— START INPUT RECORDS —

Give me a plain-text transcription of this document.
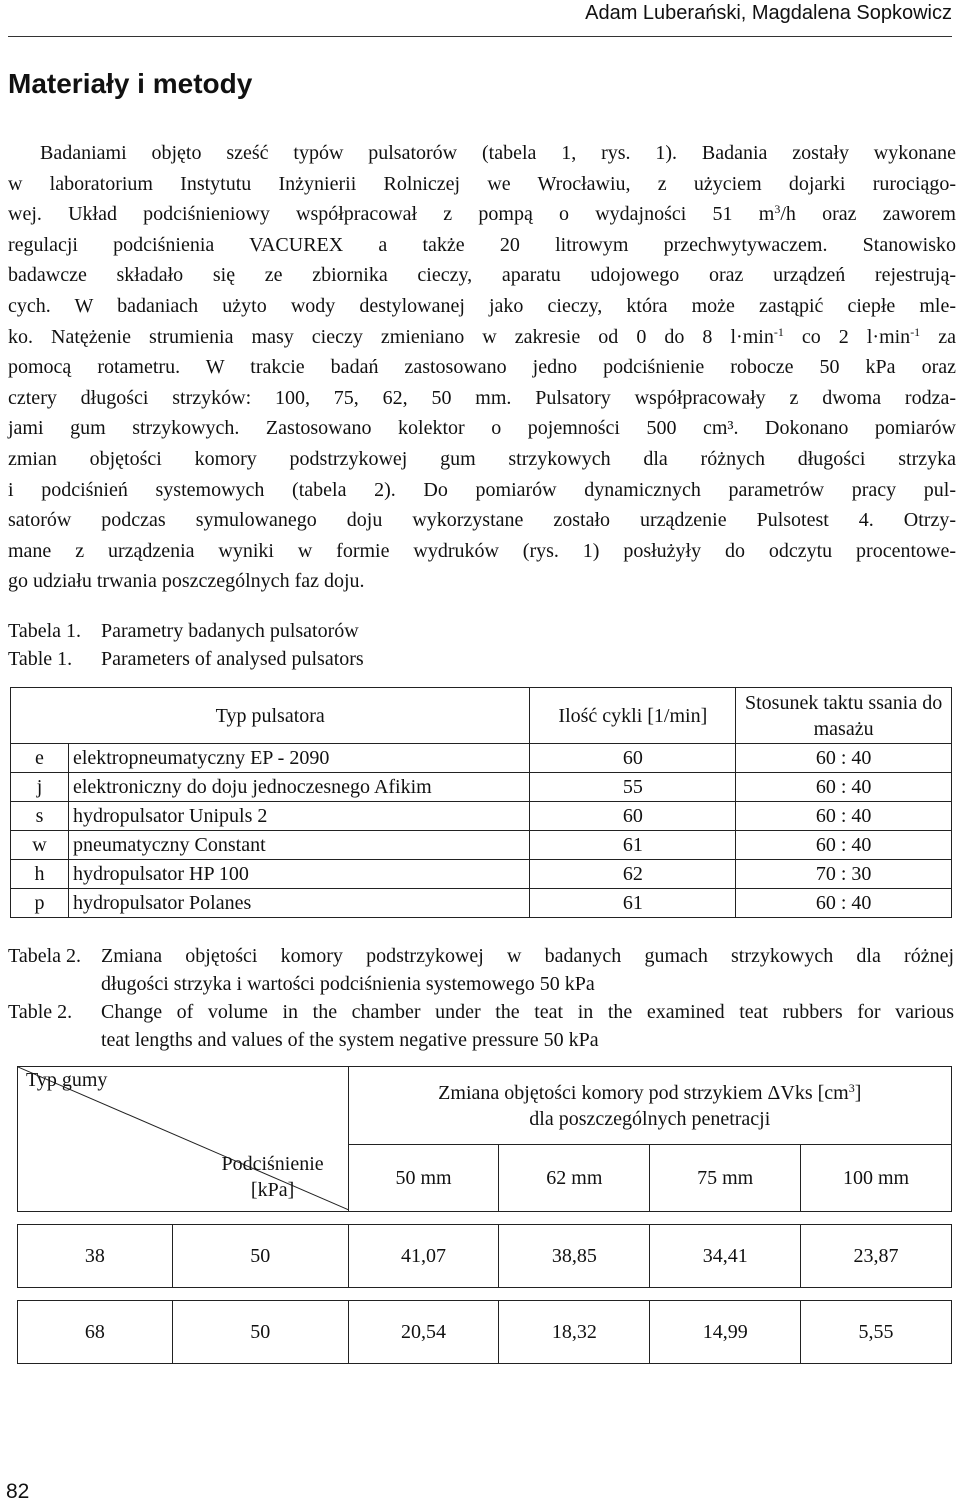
Adam Luberański, Magdalena Sopkowicz
Materiały i metody
Badaniami objęto sześć typów pulsatorów (tabela 1, rys. 1). Badania zostały wykonane
w laboratorium Instytutu Inżynierii Rolniczej we Wrocławiu, z użyciem dojarki rurociągo-
wej. Układ podciśnieniowy współpracował z pompą o wydajności 51 $m^3/h$ oraz zaworem
regulacji podciśnienia VACUREX a także 20 litrowym przechwytywaczem. Stanowisko
badawcze składało się ze zbiornika cieczy, aparatu udojowego oraz urządzeń rejestrują-
cych. W badaniach użyto wody destylowanej jako cieczy, która może zastąpić ciepłe mle-
ko. Natężenie strumienia masy cieczy zmieniano w zakresie od 0 do 8 $l\cdot\min^{-1}$ co 2 $l\cdot\min^{-1}$ za
pomocą rotametru. W trakcie badań zastosowano jedno podciśnienie robocze 50 kPa oraz
cztery długości strzyków: 100, 75, 62, 50 mm. Pulsatory współpracowały z dwoma rodza-
jami gum strzykowych. Zastosowano kolektor o pojemności 500 cm³. Dokonano pomiarów
zmian objętości komory podstrzykowej gum strzykowych dla różnych długości strzyka
i podciśnień systemowych (tabela 2). Do pomiarów dynamicznych parametrów pracy pul-
satorów podczas symulowanego doju wykorzystane zostało urządzenie Pulsotest 4. Otrzy-
mane z urządzenia wyniki w formie wydruków (rys. 1) posłużyły do odczytu procentowe-
go udziału trwania poszczególnych faz doju.
Tabela 1. Parametry badanych pulsatorów
Table 1.	Parameters of analysed pulsators
Typ pulsatora		Ilość cykli [1/min]	Stosunek taktu ssania do masażu
e	elektropneumatyczny EP - 2090	60	60 : 40
j	elektroniczny do doju jednoczesnego Afikim	55	60 : 40
s	hydropulsator Unipuls 2	60	60 : 40
w	pneumatyczny Constant	61	60 : 40
h	hydropulsator HP 100	62	70 : 30
p	hydropulsator Polanes	61	60 : 40
Tabela 2. Zmiana objętości komory podstrzykowej w badanych gumach strzykowych dla różnej
długości strzyka i wartości podciśnienia systemowego 50 kPa
Table 2.	Change of volume in the chamber under the teat in the examined teat rubbers for various
teat lengths and values of the system negative pressure 50 kPa
Typ gumy
Podciśnienie [kPa]		Zmiana objętości komory pod strzykiem ΔVks $[cm^3]$
dla poszczególnych penetracji			
		50 mm	62 mm	75 mm	100 mm

38	50	41,07	38,85	34,41	23,87

68	50	20,54	18,32	14,99	5,55
82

— END INPUT RECORDS —

● **WHAT IS REQUIRED**
Give the data above again in full and unchanged, skipping the pictures.

● **FINISHED ANSWER**
Give me a plain-text transcription of this document.
Adam Luberański, Magdalena Sopkowicz
Materiały i metody
Badaniami objęto sześć typów pulsatorów (tabela 1, rys. 1). Badania zostały wykonane
w laboratorium Instytutu Inżynierii Rolniczej we Wrocławiu, z użyciem dojarki rurociągo-
wej. Układ podciśnieniowy współpracował z pompą o wydajności 51 $m^3/h$ oraz zaworem
regulacji podciśnienia VACUREX a także 20 litrowym przechwytywaczem. Stanowisko
badawcze składało się ze zbiornika cieczy, aparatu udojowego oraz urządzeń rejestrują-
cych. W badaniach użyto wody destylowanej jako cieczy, która może zastąpić ciepłe mle-
ko. Natężenie strumienia masy cieczy zmieniano w zakresie od 0 do 8 $l\cdot\min^{-1}$ co 2 $l\cdot\min^{-1}$ za
pomocą rotametru. W trakcie badań zastosowano jedno podciśnienie robocze 50 kPa oraz
cztery długości strzyków: 100, 75, 62, 50 mm. Pulsatory współpracowały z dwoma rodza-
jami gum strzykowych. Zastosowano kolektor o pojemności 500 cm³. Dokonano pomiarów
zmian objętości komory podstrzykowej gum strzykowych dla różnych długości strzyka
i podciśnień systemowych (tabela 2). Do pomiarów dynamicznych parametrów pracy pul-
satorów podczas symulowanego doju wykorzystane zostało urządzenie Pulsotest 4. Otrzy-
mane z urządzenia wyniki w formie wydruków (rys. 1) posłużyły do odczytu procentowe-
go udziału trwania poszczególnych faz doju.
Tabela 1. Parametry badanych pulsatorów
Table 1.	Parameters of analysed pulsators
Typ pulsatora		Ilość cykli [1/min]	Stosunek taktu ssania do masażu
e	elektropneumatyczny EP - 2090	60	60 : 40
j	elektroniczny do doju jednoczesnego Afikim	55	60 : 40
s	hydropulsator Unipuls 2	60	60 : 40
w	pneumatyczny Constant	61	60 : 40
h	hydropulsator HP 100	62	70 : 30
p	hydropulsator Polanes	61	60 : 40
Tabela 2. Zmiana objętości komory podstrzykowej w badanych gumach strzykowych dla różnej
długości strzyka i wartości podciśnienia systemowego 50 kPa
Table 2.	Change of volume in the chamber under the teat in the examined teat rubbers for various
teat lengths and values of the system negative pressure 50 kPa
Typ gumy
Podciśnienie [kPa]		Zmiana objętości komory pod strzykiem ΔVks $[cm^3]$
dla poszczególnych penetracji			
		50 mm	62 mm	75 mm	100 mm

38	50	41,07	38,85	34,41	23,87

68	50	20,54	18,32	14,99	5,55
82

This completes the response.